▸ WHAT YOU SHOULD DO
Count how many lines of the material below have the word "الشي" and give only the number.

— start of EXERCISE DATA —

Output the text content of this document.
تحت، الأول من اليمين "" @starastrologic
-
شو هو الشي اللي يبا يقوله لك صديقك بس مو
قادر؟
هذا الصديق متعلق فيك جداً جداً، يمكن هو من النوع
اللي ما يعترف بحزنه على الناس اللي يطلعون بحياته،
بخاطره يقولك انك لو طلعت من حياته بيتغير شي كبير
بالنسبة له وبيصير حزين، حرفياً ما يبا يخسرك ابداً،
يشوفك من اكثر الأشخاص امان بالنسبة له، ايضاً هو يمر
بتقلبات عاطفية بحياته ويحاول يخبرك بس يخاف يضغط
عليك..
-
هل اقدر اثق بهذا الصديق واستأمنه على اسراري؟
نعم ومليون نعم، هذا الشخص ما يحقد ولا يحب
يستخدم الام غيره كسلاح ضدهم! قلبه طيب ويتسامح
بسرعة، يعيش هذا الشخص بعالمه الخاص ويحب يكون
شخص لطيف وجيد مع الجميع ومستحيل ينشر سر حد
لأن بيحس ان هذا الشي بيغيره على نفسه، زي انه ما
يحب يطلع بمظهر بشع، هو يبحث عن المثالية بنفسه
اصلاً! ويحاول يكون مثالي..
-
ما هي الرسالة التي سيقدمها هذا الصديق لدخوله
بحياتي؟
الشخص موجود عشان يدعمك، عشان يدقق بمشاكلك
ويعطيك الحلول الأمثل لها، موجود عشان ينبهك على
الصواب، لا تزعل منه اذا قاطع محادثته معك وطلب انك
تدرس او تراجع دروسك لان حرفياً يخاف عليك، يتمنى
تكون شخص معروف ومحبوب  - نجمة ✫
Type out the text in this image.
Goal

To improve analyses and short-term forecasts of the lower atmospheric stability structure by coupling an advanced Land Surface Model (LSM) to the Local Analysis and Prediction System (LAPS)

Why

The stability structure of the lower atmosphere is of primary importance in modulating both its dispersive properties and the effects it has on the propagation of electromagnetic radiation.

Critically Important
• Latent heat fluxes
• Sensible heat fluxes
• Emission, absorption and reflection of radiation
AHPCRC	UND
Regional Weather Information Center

— end of EXERCISE DATA —

▸ ANSWER TO THIS EXERCISE
2